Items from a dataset
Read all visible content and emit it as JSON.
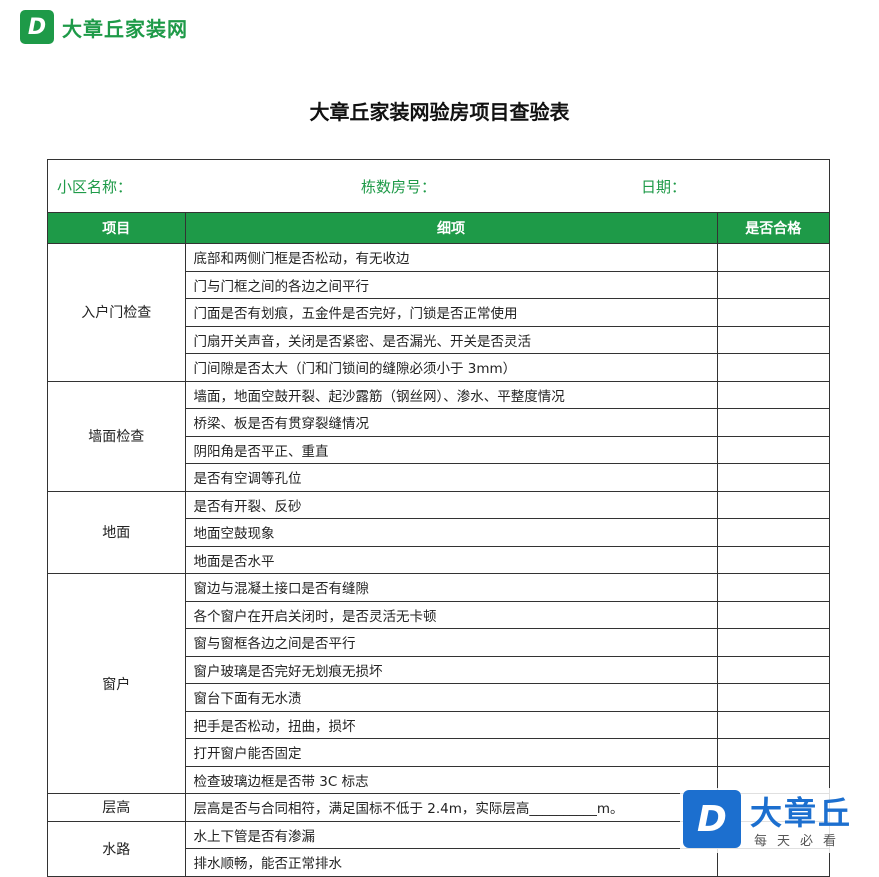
{
  "brand": {
    "logo_letter": "D",
    "name": "大章丘家装网"
  },
  "title": "大章丘家装网验房项目查验表",
  "info": {
    "community": "小区名称：",
    "building": "栋数房号：",
    "date": "日期："
  },
  "table": {
    "headers": [
      "项目",
      "细项",
      "是否合格"
    ],
    "groups": [
      {
        "category": "入户门检查",
        "items": [
          "底部和两侧门框是否松动，有无收边",
          "门与门框之间的各边之间平行",
          "门面是否有划痕，五金件是否完好，门锁是否正常使用",
          "门扇开关声音，关闭是否紧密、是否漏光、开关是否灵活",
          "门间隙是否太大（门和门锁间的缝隙必须小于 3mm）"
        ]
      },
      {
        "category": "墙面检查",
        "items": [
          "墙面，地面空鼓开裂、起沙露筋（钢丝网）、渗水、平整度情况",
          "桥梁、板是否有贯穿裂缝情况",
          "阴阳角是否平正、重直",
          "是否有空调等孔位"
        ]
      },
      {
        "category": "地面",
        "items": [
          "是否有开裂、反砂",
          "地面空鼓现象",
          "地面是否水平"
        ]
      },
      {
        "category": "窗户",
        "items": [
          "窗边与混凝土接口是否有缝隙",
          "各个窗户在开启关闭时，是否灵活无卡顿",
          "窗与窗框各边之间是否平行",
          "窗户玻璃是否完好无划痕无损坏",
          "窗台下面有无水渍",
          "把手是否松动，扭曲，损坏",
          "打开窗户能否固定",
          "检查玻璃边框是否带 3C 标志"
        ]
      },
      {
        "category": "层高",
        "items": [
          "层高是否与合同相符，满足国标不低于 2.4m，实际层高__________m。"
        ]
      },
      {
        "category": "水路",
        "items": [
          "水上下管是否有渗漏",
          "排水顺畅，能否正常排水"
        ]
      }
    ]
  },
  "watermark": {
    "letter": "D",
    "big": "大章丘",
    "small": "每天必看"
  },
  "colors": {
    "accent": "#1e9a48",
    "watermark": "#1c6fcf"
  }
}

**TASK BRIEF:**
Print each record exactly as it stands, leaving the images out.

**SOLUTION TO THIS EXERCISE:**
Read all visible content and emit it as JSON.
{
  "brand": {
    "logo_letter": "D",
    "name": "大章丘家装网"
  },
  "title": "大章丘家装网验房项目查验表",
  "info": {
    "community": "小区名称：",
    "building": "栋数房号：",
    "date": "日期："
  },
  "table": {
    "headers": [
      "项目",
      "细项",
      "是否合格"
    ],
    "groups": [
      {
        "category": "入户门检查",
        "items": [
          "底部和两侧门框是否松动，有无收边",
          "门与门框之间的各边之间平行",
          "门面是否有划痕，五金件是否完好，门锁是否正常使用",
          "门扇开关声音，关闭是否紧密、是否漏光、开关是否灵活",
          "门间隙是否太大（门和门锁间的缝隙必须小于 3mm）"
        ]
      },
      {
        "category": "墙面检查",
        "items": [
          "墙面，地面空鼓开裂、起沙露筋（钢丝网）、渗水、平整度情况",
          "桥梁、板是否有贯穿裂缝情况",
          "阴阳角是否平正、重直",
          "是否有空调等孔位"
        ]
      },
      {
        "category": "地面",
        "items": [
          "是否有开裂、反砂",
          "地面空鼓现象",
          "地面是否水平"
        ]
      },
      {
        "category": "窗户",
        "items": [
          "窗边与混凝土接口是否有缝隙",
          "各个窗户在开启关闭时，是否灵活无卡顿",
          "窗与窗框各边之间是否平行",
          "窗户玻璃是否完好无划痕无损坏",
          "窗台下面有无水渍",
          "把手是否松动，扭曲，损坏",
          "打开窗户能否固定",
          "检查玻璃边框是否带 3C 标志"
        ]
      },
      {
        "category": "层高",
        "items": [
          "层高是否与合同相符，满足国标不低于 2.4m，实际层高__________m。"
        ]
      },
      {
        "category": "水路",
        "items": [
          "水上下管是否有渗漏",
          "排水顺畅，能否正常排水"
        ]
      }
    ]
  },
  "watermark": {
    "letter": "D",
    "big": "大章丘",
    "small": "每天必看"
  },
  "colors": {
    "accent": "#1e9a48",
    "watermark": "#1c6fcf"
  }
}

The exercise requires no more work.